• _EXERCISE DIRECTIONS_: Check every line below for the word "micitt" and show those that hold it.

• _MATERIAL_:
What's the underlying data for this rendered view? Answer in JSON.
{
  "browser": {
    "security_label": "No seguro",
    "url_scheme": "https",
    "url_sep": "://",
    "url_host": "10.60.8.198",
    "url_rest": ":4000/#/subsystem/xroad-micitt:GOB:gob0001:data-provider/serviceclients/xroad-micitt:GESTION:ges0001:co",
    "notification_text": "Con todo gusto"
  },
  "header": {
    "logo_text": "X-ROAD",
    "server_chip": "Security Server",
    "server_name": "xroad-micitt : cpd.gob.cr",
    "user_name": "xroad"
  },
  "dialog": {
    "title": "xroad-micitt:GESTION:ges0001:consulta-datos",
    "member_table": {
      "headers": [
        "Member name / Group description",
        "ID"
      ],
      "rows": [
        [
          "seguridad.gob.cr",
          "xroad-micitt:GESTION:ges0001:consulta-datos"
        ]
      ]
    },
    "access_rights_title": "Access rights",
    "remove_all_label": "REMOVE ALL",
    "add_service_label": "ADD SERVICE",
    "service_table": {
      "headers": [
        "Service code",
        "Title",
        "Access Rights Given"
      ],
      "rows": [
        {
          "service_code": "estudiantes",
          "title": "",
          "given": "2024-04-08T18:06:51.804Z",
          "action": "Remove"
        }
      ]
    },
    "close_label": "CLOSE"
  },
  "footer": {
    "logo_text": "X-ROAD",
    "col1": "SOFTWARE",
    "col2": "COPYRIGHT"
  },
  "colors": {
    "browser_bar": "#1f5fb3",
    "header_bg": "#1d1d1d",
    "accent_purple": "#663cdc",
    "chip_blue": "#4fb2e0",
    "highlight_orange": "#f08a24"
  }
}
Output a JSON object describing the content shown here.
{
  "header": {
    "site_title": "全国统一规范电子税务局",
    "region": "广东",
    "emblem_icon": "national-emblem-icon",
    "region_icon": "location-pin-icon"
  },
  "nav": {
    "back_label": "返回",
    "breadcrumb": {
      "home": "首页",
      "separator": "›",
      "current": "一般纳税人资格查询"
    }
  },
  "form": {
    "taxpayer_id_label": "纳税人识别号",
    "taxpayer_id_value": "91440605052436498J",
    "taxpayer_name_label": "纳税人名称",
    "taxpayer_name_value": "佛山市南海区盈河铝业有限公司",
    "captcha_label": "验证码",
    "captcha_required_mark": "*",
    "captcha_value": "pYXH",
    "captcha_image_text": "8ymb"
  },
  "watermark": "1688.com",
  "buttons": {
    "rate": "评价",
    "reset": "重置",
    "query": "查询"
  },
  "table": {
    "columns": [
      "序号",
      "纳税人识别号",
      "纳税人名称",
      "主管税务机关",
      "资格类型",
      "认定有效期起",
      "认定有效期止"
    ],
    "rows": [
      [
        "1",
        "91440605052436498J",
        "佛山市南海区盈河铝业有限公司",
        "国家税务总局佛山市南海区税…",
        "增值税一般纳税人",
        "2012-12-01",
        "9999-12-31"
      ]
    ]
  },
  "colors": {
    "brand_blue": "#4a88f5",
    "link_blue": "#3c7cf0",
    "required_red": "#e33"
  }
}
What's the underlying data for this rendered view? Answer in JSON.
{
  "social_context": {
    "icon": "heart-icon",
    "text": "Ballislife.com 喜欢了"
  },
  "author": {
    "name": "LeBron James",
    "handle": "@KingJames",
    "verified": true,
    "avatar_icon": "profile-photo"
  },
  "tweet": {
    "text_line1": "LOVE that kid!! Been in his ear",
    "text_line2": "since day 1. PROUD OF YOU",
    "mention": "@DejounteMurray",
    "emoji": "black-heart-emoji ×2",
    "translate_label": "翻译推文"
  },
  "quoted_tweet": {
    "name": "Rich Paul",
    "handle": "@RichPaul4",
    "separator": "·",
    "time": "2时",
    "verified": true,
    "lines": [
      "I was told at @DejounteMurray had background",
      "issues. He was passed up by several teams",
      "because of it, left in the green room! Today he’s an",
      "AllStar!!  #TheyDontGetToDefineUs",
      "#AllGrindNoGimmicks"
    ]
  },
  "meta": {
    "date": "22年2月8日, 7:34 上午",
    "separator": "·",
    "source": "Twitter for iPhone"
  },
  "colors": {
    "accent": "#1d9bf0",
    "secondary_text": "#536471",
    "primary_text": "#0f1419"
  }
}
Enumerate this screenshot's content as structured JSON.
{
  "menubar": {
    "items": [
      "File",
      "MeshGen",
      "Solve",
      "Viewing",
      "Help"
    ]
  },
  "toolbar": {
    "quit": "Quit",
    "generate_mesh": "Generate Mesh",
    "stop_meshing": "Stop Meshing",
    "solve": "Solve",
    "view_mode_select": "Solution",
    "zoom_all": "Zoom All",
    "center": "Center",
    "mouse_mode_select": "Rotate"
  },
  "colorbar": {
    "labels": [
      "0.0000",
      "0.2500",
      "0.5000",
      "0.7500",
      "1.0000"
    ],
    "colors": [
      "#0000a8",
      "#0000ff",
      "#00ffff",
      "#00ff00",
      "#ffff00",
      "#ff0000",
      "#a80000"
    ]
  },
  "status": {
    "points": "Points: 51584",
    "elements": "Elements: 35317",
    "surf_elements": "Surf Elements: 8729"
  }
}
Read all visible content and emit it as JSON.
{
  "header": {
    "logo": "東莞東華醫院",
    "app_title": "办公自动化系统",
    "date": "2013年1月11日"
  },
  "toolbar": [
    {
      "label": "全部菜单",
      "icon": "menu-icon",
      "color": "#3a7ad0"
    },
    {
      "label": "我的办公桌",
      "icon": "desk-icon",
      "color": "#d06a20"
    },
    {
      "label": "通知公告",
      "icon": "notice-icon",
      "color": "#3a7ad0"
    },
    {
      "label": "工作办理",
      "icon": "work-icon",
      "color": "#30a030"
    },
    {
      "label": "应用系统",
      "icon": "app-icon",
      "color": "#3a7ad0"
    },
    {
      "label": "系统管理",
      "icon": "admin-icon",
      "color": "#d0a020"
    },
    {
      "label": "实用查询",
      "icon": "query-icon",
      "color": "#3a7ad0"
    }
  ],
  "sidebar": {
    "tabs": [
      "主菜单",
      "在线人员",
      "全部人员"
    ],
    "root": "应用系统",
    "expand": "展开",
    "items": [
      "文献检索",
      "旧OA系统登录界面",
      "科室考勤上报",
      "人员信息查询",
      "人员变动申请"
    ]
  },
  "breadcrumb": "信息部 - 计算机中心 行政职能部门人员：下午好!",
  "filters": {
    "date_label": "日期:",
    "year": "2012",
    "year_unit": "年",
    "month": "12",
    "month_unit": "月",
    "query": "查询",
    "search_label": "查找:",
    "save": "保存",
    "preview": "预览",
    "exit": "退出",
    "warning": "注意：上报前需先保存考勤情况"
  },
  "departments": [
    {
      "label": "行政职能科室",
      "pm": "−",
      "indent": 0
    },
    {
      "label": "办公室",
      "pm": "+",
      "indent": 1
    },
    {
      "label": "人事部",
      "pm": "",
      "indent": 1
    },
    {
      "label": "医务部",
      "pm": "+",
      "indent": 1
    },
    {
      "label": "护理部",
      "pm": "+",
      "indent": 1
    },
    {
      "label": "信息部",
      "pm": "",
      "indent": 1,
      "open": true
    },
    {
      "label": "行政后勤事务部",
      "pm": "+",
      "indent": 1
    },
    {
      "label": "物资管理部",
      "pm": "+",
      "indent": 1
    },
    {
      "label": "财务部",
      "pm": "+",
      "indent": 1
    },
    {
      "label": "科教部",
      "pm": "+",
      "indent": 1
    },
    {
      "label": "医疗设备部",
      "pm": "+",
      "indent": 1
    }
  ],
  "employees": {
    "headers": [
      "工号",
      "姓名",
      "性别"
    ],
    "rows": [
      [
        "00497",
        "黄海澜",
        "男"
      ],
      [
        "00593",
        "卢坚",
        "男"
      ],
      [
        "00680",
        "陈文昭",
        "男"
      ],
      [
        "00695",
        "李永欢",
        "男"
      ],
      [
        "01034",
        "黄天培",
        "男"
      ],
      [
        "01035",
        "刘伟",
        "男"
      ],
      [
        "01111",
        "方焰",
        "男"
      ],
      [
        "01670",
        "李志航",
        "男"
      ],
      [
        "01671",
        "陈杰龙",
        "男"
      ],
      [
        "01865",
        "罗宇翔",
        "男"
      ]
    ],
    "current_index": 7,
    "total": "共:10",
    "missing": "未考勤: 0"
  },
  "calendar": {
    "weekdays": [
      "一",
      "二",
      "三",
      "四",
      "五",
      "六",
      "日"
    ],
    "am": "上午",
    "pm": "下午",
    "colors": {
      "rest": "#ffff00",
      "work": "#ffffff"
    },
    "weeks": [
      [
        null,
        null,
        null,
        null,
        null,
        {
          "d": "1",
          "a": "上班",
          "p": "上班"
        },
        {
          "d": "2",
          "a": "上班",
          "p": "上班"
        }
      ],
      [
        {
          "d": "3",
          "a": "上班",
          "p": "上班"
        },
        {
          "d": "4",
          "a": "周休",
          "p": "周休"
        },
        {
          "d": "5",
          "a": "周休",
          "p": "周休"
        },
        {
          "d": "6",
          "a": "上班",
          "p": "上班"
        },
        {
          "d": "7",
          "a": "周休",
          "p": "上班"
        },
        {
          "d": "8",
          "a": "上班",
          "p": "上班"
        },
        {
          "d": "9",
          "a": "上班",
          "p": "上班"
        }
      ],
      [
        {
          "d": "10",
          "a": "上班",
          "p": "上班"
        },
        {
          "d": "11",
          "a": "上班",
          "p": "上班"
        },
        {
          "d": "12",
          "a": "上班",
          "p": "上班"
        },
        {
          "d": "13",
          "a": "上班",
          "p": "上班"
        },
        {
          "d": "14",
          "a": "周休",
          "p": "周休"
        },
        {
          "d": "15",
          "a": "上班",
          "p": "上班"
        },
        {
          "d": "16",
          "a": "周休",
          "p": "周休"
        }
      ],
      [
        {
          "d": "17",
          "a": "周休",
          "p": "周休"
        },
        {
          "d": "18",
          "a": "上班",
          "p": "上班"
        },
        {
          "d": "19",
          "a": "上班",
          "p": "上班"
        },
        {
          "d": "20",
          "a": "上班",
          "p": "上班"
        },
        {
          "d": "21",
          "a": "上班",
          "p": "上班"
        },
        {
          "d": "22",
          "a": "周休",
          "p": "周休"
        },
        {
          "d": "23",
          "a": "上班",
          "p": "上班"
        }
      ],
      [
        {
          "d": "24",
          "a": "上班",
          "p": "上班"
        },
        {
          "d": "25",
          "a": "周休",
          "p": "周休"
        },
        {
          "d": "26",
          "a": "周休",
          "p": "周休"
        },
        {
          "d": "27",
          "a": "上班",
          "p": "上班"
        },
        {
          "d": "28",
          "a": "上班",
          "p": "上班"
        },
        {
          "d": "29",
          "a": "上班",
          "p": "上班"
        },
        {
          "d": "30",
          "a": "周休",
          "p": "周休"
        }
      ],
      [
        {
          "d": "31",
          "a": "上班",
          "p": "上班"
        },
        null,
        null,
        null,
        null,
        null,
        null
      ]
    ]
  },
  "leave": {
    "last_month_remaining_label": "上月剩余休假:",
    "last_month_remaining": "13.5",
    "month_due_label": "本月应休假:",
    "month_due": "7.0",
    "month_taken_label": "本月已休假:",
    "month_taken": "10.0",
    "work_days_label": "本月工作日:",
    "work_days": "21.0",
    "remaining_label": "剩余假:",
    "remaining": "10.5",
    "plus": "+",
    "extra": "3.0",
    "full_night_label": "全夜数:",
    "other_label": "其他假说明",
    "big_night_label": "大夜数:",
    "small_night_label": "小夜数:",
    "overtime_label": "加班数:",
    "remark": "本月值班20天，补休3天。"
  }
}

• _SOLUTION BELOW_:
    "url_rest": ":4000/#/subsystem/xroad-micitt:GOB:gob0001:data-provider/serviceclients/xroad-micitt:GESTION:ges0001:co",
    "server_name": "xroad-micitt : cpd.gob.cr",
    "title": "xroad-micitt:GESTION:ges0001:consulta-datos",
          "xroad-micitt:GESTION:ges0001:consulta-datos"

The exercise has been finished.